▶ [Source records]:
****************************************

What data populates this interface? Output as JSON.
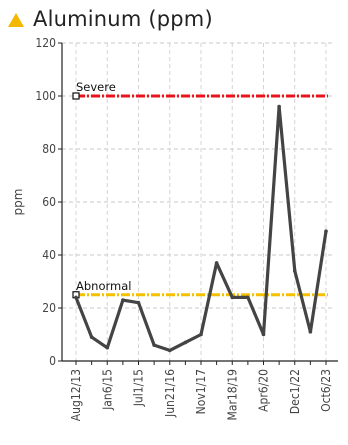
{
  "header": {
    "title": "Aluminum (ppm)",
    "icon": "warning-triangle-icon",
    "icon_color": "#f5b800"
  },
  "chart_data": {
    "type": "line",
    "ylabel": "ppm",
    "ylim": [
      0,
      120
    ],
    "yticks": [
      0,
      20,
      40,
      60,
      80,
      100,
      120
    ],
    "grid": true,
    "x_tick_labels": [
      "Aug12/13",
      "Jan6/15",
      "Jul1/15",
      "Jun21/16",
      "Nov1/17",
      "Mar18/19",
      "Apr6/20",
      "Dec1/22",
      "Oct6/23"
    ],
    "series": [
      {
        "color": "#444444",
        "values": [
          24,
          9,
          5,
          23,
          22,
          6,
          4,
          7,
          10,
          37,
          24,
          24,
          10,
          96,
          34,
          11,
          49
        ]
      }
    ],
    "reference_lines": [
      {
        "label": "Severe",
        "value": 100,
        "color": "#e8141c"
      },
      {
        "label": "Abnormal",
        "value": 25,
        "color": "#f5c000"
      }
    ]
  }
}
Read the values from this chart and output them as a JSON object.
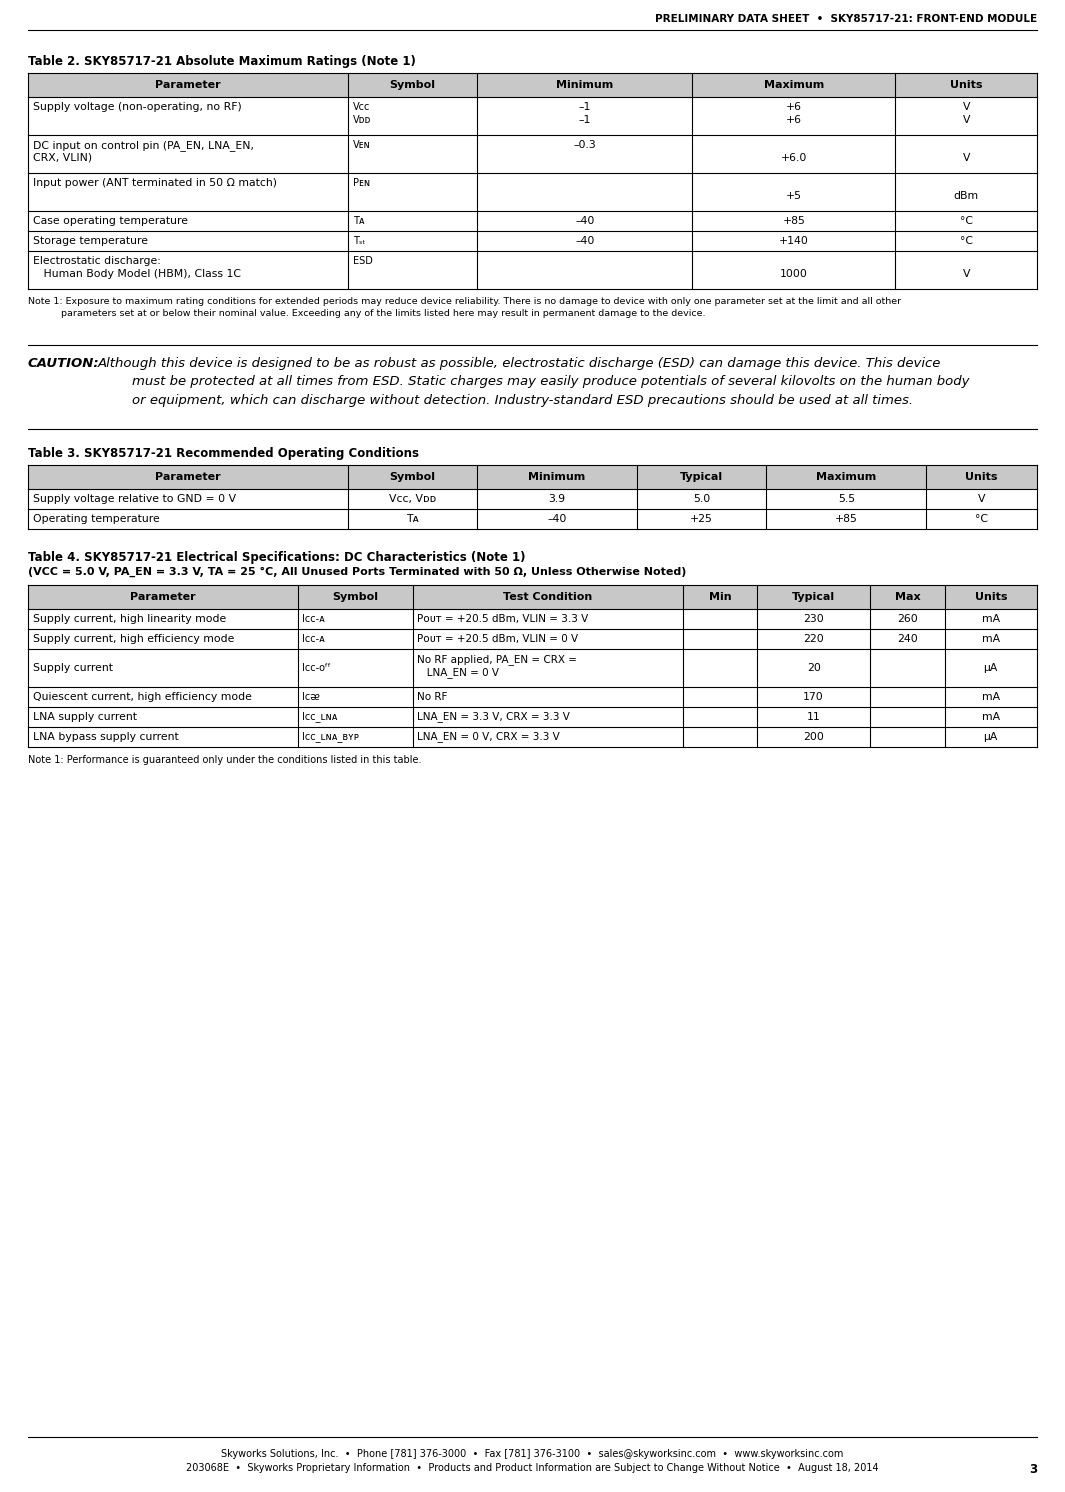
{
  "header_text": "PRELIMINARY DATA SHEET  •  SKY85717-21: FRONT-END MODULE",
  "footer_line1": "Skyworks Solutions, Inc.  •  Phone [781] 376-3000  •  Fax [781] 376-3100  •  sales@skyworksinc.com  •  www.skyworksinc.com",
  "footer_line2": "203068E  •  Skyworks Proprietary Information  •  Products and Product Information are Subject to Change Without Notice  •  August 18, 2014",
  "footer_page": "3",
  "table2_title": "Table 2. SKY85717-21 Absolute Maximum Ratings (Note 1)",
  "table2_headers": [
    "Parameter",
    "Symbol",
    "Minimum",
    "Maximum",
    "Units"
  ],
  "table3_title": "Table 3. SKY85717-21 Recommended Operating Conditions",
  "table3_headers": [
    "Parameter",
    "Symbol",
    "Minimum",
    "Typical",
    "Maximum",
    "Units"
  ],
  "table4_title": "Table 4. SKY85717-21 Electrical Specifications: DC Characteristics (Note 1)",
  "table4_subtitle": "(VCC = 5.0 V, PA_EN = 3.3 V, TA = 25 °C, All Unused Ports Terminated with 50 Ω, Unless Otherwise Noted)",
  "table4_headers": [
    "Parameter",
    "Symbol",
    "Test Condition",
    "Min",
    "Typical",
    "Max",
    "Units"
  ],
  "note1_text": "Note 1: Exposure to maximum rating conditions for extended periods may reduce device reliability. There is no damage to device with only one parameter set at the limit and all other\n           parameters set at or below their nominal value. Exceeding any of the limits listed here may result in permanent damage to the device.",
  "note2_text": "Note 1: Performance is guaranteed only under the conditions listed in this table.",
  "caution_label": "CAUTION:",
  "caution_body": "Although this device is designed to be as robust as possible, electrostatic discharge (ESD) can damage this device. This device\n        must be protected at all times from ESD. Static charges may easily produce potentials of several kilovolts on the human body\n        or equipment, which can discharge without detection. Industry-standard ESD precautions should be used at all times.",
  "bg_color": "#ffffff"
}
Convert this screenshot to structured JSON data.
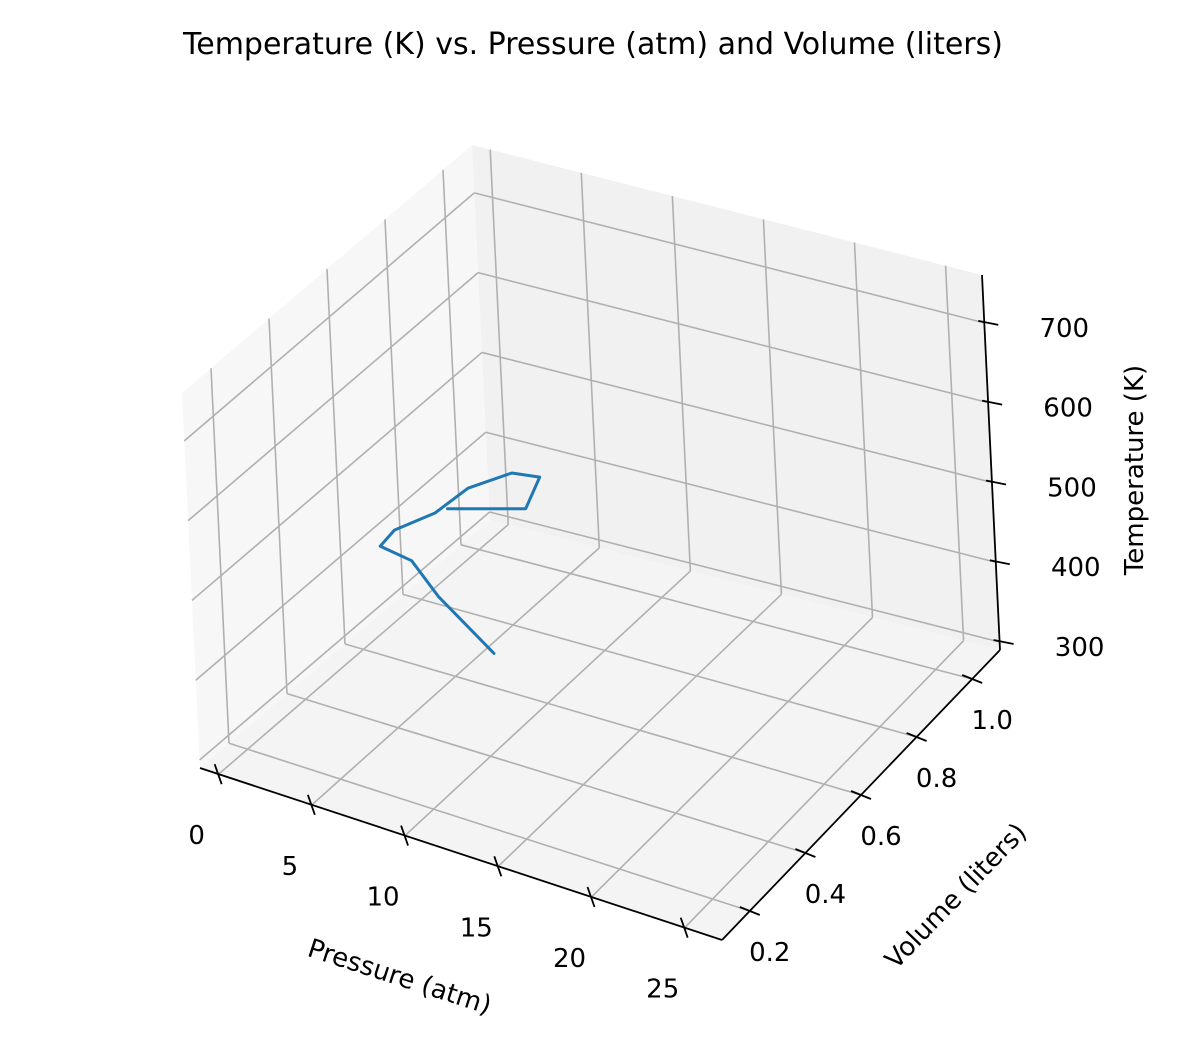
{
  "chart_data": {
    "type": "line",
    "projection": "3d",
    "title": "Temperature (K) vs. Pressure (atm) and Volume (liters)",
    "xlabel": "Pressure (atm)",
    "ylabel": "Volume (liters)",
    "zlabel": "Temperature (K)",
    "xlim": [
      -1,
      27
    ],
    "ylim": [
      0.1,
      1.1
    ],
    "zlim": [
      290,
      760
    ],
    "xticks": [
      0,
      5,
      10,
      15,
      20,
      25
    ],
    "yticks": [
      0.2,
      0.4,
      0.6,
      0.8,
      1.0
    ],
    "zticks": [
      300,
      400,
      500,
      600,
      700
    ],
    "xtick_labels": [
      "0",
      "5",
      "10",
      "15",
      "20",
      "25"
    ],
    "ytick_labels": [
      "0.2",
      "0.4",
      "0.6",
      "0.8",
      "1.0"
    ],
    "ztick_labels": [
      "300",
      "400",
      "500",
      "600",
      "700"
    ],
    "grid": true,
    "series": [
      {
        "color": "#1f77b4",
        "points": [
          {
            "x": 5.0,
            "y": 0.6,
            "z": 500
          },
          {
            "x": 7.0,
            "y": 0.74,
            "z": 468
          },
          {
            "x": 6.2,
            "y": 0.84,
            "z": 470
          },
          {
            "x": 5.0,
            "y": 0.82,
            "z": 474
          },
          {
            "x": 4.2,
            "y": 0.72,
            "z": 482
          },
          {
            "x": 4.3,
            "y": 0.6,
            "z": 490
          },
          {
            "x": 4.0,
            "y": 0.48,
            "z": 505
          },
          {
            "x": 4.5,
            "y": 0.4,
            "z": 514
          },
          {
            "x": 7.0,
            "y": 0.35,
            "z": 530
          },
          {
            "x": 10.0,
            "y": 0.25,
            "z": 540
          },
          {
            "x": 15.0,
            "y": 0.12,
            "z": 550
          }
        ]
      }
    ]
  }
}
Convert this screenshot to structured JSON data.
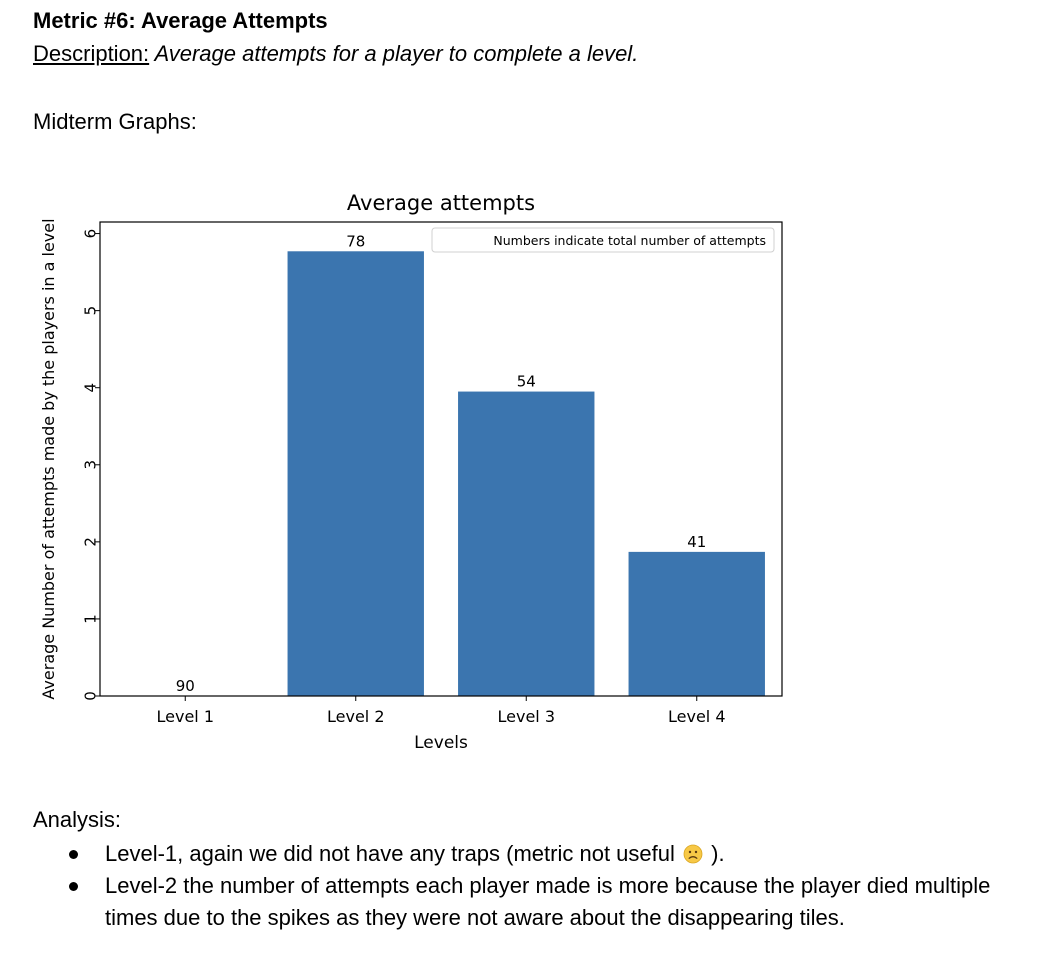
{
  "document": {
    "metric_heading": "Metric #6: Average Attempts",
    "description_label": "Description:",
    "description_text": " Average attempts for a player to complete a level.",
    "graphs_heading": "Midterm Graphs:",
    "analysis_heading": "Analysis:",
    "bullets": [
      {
        "text_before": "Level-1, again we did not have any traps (metric not useful ",
        "emoji": "slightly-frowning-face-icon",
        "text_after": " )."
      },
      {
        "text_before": "Level-2 the number of attempts each player made is more because the player died multiple times due to the spikes as they were not aware about the disappearing tiles.",
        "emoji": "",
        "text_after": ""
      }
    ]
  },
  "chart_data": {
    "type": "bar",
    "title": "Average attempts",
    "xlabel": "Levels",
    "ylabel": "Average Number of attempts made by the players in a level",
    "categories": [
      "Level 1",
      "Level 2",
      "Level 3",
      "Level 4"
    ],
    "values": [
      0,
      5.77,
      3.95,
      1.87
    ],
    "bar_labels": [
      "90",
      "78",
      "54",
      "41"
    ],
    "ylim": [
      0,
      6.15
    ],
    "yticks": [
      0,
      1,
      2,
      3,
      4,
      5,
      6
    ],
    "legend": {
      "text": "Numbers indicate total number of attempts",
      "placement": "upper right"
    },
    "bar_color": "#3b75af",
    "grid": false
  }
}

****************************************

▶ [What you should do]: Return every line from the records above that holds the word "Pressure".

▶ [Result for this exercise]:
    "title": "Temperature (K) vs. Pressure (atm) and Volume (liters)",
    "xlabel": "Pressure (atm)",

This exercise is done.